• [DIRECTION]:
In the data, rename "callout-label" to "annotation-label" in the lines from the one containing "x-axis-tick-label: 60 xyxy=(688,444,709,464)" through the one containing "callout-label: 0.7% xyxy=(1049,216,1085,235)". Return only those lines, with nothing else changed.
:: DATA SUPPLIED ::
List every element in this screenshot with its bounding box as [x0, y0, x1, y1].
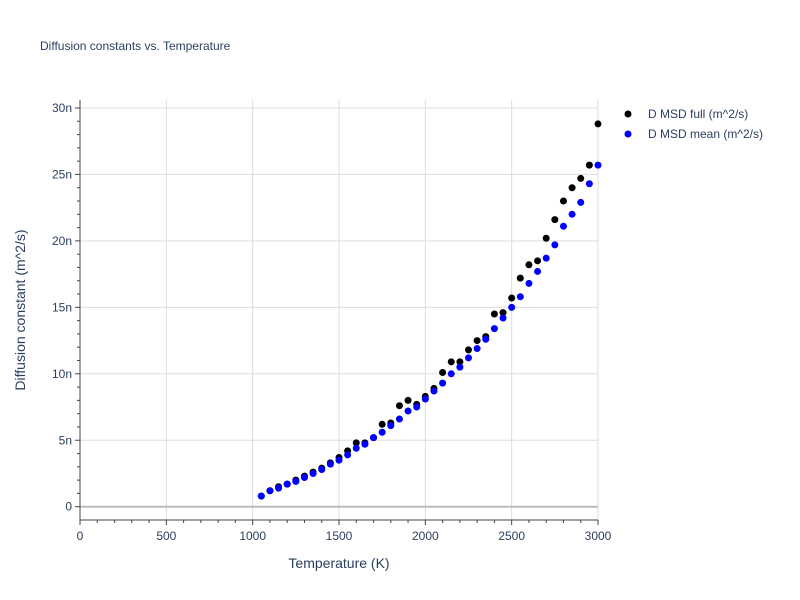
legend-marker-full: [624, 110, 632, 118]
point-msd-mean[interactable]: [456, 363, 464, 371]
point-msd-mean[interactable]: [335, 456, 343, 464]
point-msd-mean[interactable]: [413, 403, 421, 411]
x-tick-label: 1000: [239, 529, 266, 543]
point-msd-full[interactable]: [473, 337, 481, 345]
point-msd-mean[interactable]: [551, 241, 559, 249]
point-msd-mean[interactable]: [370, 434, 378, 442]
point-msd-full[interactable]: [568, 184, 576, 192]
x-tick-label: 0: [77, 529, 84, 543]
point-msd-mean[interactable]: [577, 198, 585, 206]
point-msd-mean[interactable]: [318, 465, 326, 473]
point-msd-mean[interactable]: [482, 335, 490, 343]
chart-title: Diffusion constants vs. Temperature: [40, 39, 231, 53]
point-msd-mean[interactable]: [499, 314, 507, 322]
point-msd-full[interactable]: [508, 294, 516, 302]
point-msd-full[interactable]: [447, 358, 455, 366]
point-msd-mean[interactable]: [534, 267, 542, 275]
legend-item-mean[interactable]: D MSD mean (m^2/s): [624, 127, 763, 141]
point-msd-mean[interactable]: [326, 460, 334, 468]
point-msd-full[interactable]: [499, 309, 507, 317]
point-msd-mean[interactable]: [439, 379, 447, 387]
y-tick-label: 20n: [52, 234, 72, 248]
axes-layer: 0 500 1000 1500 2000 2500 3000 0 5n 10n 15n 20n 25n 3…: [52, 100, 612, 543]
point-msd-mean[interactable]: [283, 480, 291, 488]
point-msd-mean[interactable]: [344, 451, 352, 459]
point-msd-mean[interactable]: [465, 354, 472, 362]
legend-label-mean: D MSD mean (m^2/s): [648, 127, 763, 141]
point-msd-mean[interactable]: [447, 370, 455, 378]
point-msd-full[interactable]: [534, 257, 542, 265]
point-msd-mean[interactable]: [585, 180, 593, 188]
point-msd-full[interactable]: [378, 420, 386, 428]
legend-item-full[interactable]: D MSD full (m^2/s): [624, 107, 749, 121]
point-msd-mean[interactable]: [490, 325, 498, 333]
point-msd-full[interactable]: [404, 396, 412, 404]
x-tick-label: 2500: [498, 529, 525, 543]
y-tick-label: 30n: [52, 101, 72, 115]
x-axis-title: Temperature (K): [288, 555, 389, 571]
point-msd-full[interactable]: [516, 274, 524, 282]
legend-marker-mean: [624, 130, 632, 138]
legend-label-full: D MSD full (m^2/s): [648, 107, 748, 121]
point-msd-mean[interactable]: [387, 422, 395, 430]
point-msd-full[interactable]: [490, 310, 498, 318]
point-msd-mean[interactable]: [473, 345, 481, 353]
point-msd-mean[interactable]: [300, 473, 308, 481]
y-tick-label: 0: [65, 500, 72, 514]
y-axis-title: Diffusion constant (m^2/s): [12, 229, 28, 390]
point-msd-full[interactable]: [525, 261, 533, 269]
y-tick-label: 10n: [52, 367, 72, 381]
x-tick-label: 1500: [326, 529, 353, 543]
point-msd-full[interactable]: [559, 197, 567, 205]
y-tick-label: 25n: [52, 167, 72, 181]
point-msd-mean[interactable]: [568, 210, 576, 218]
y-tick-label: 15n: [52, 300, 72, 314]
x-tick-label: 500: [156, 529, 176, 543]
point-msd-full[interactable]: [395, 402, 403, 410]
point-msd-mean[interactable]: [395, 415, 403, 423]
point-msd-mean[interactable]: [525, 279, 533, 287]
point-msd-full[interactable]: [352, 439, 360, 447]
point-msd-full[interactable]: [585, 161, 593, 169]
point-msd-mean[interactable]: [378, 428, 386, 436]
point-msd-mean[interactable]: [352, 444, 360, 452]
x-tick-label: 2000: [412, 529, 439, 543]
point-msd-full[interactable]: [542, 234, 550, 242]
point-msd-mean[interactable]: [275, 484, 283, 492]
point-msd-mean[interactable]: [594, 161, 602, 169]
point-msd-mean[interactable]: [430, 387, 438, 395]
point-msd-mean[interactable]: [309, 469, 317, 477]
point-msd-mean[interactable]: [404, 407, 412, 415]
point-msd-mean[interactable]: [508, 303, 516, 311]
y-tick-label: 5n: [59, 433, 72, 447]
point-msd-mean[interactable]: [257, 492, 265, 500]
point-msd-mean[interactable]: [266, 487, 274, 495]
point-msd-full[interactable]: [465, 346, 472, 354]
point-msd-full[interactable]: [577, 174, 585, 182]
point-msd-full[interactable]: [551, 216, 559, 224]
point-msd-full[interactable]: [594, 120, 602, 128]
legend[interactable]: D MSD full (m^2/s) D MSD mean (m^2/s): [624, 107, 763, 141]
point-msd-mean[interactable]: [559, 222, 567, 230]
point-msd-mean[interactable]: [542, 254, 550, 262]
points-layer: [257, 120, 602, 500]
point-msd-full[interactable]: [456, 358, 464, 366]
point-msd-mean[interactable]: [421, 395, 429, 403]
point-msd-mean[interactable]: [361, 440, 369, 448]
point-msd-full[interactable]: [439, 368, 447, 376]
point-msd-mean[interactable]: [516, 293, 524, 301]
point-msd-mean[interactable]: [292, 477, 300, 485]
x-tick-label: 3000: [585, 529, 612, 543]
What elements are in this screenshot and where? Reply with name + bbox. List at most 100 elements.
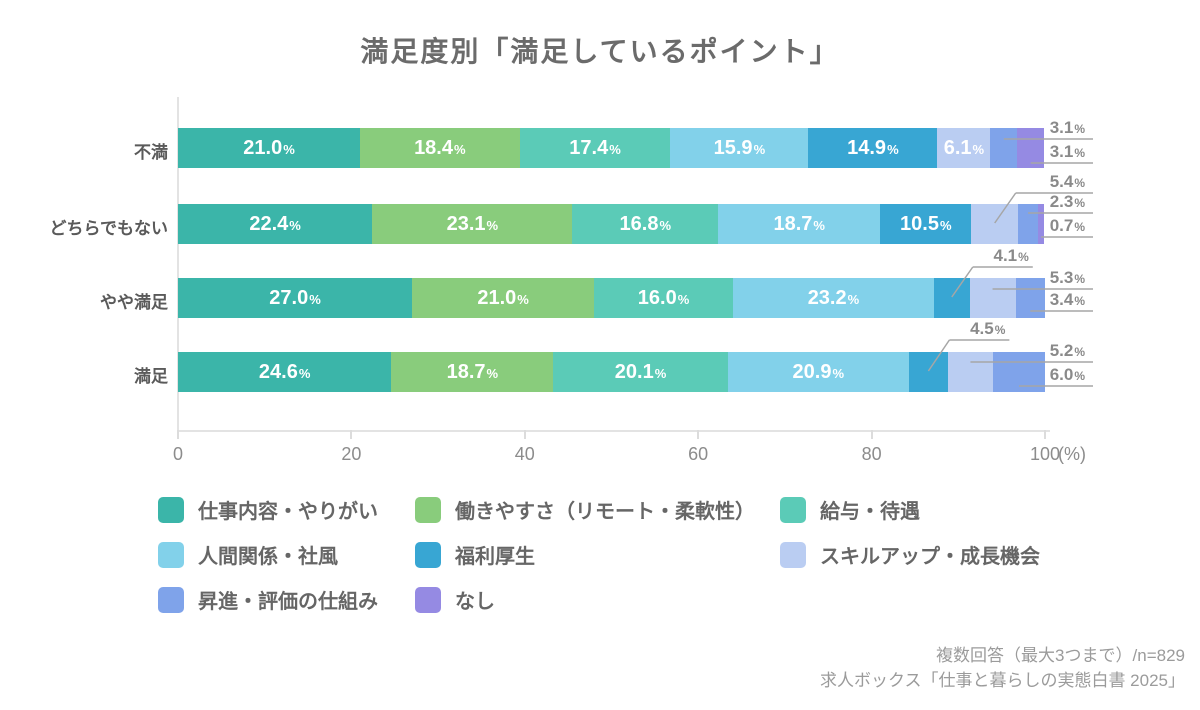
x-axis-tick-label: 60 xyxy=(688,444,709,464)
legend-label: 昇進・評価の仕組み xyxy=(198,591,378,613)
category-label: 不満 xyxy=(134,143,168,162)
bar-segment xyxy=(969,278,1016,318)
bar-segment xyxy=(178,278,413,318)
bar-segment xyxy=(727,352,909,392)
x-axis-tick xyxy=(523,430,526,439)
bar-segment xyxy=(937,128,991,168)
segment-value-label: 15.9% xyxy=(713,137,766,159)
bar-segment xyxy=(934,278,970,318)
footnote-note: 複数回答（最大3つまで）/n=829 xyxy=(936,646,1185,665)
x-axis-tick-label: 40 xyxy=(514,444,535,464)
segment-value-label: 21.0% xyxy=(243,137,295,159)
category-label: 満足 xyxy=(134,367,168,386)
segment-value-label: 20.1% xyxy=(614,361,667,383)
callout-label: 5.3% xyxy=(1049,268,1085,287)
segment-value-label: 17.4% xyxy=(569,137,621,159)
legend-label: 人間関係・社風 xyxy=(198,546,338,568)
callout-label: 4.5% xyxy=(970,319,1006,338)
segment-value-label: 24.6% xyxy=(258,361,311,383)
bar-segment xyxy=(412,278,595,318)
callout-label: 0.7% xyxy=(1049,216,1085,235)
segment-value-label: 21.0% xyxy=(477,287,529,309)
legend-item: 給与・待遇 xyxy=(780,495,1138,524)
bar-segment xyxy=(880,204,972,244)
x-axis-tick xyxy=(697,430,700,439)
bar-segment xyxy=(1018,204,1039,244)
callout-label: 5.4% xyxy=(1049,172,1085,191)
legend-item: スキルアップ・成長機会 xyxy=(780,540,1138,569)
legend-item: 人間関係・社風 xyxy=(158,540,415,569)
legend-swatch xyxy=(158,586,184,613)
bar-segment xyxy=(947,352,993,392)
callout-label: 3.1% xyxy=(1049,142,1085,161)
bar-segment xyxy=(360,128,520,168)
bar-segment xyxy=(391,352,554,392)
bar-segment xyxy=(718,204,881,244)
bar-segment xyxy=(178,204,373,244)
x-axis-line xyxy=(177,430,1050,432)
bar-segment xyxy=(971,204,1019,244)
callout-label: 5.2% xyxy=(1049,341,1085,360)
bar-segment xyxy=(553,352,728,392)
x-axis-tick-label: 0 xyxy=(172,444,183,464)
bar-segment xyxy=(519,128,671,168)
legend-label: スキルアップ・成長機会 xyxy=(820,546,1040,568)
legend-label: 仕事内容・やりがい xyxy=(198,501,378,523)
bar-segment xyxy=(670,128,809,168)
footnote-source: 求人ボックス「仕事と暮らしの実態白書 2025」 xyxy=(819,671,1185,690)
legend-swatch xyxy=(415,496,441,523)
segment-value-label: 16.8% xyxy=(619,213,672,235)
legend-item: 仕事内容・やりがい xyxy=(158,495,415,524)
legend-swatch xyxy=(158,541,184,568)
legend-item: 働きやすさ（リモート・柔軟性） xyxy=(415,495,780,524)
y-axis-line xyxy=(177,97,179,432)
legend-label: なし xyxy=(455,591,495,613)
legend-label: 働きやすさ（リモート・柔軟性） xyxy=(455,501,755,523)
:::
• [TASK ANSWER]:
x-axis-tick-label: 60 xyxy=(688,444,709,464)
legend-label: 昇進・評価の仕組み xyxy=(198,591,378,613)
category-label: 不満 xyxy=(134,143,168,162)
bar-segment xyxy=(969,278,1016,318)
bar-segment xyxy=(178,278,413,318)
bar-segment xyxy=(727,352,909,392)
x-axis-tick xyxy=(523,430,526,439)
bar-segment xyxy=(937,128,991,168)
segment-value-label: 15.9% xyxy=(713,137,766,159)
bar-segment xyxy=(934,278,970,318)
footnote-note: 複数回答（最大3つまで）/n=829 xyxy=(936,646,1185,665)
x-axis-tick-label: 40 xyxy=(514,444,535,464)
segment-value-label: 21.0% xyxy=(243,137,295,159)
category-label: 満足 xyxy=(134,367,168,386)
segment-value-label: 20.1% xyxy=(614,361,667,383)
annotation-label: 5.3% xyxy=(1049,268,1085,287)
segment-value-label: 17.4% xyxy=(569,137,621,159)
legend-label: 人間関係・社風 xyxy=(198,546,338,568)
annotation-label: 4.5% xyxy=(970,319,1006,338)
segment-value-label: 24.6% xyxy=(258,361,311,383)
bar-segment xyxy=(412,278,595,318)
annotation-label: 0.7% xyxy=(1049,216,1085,235)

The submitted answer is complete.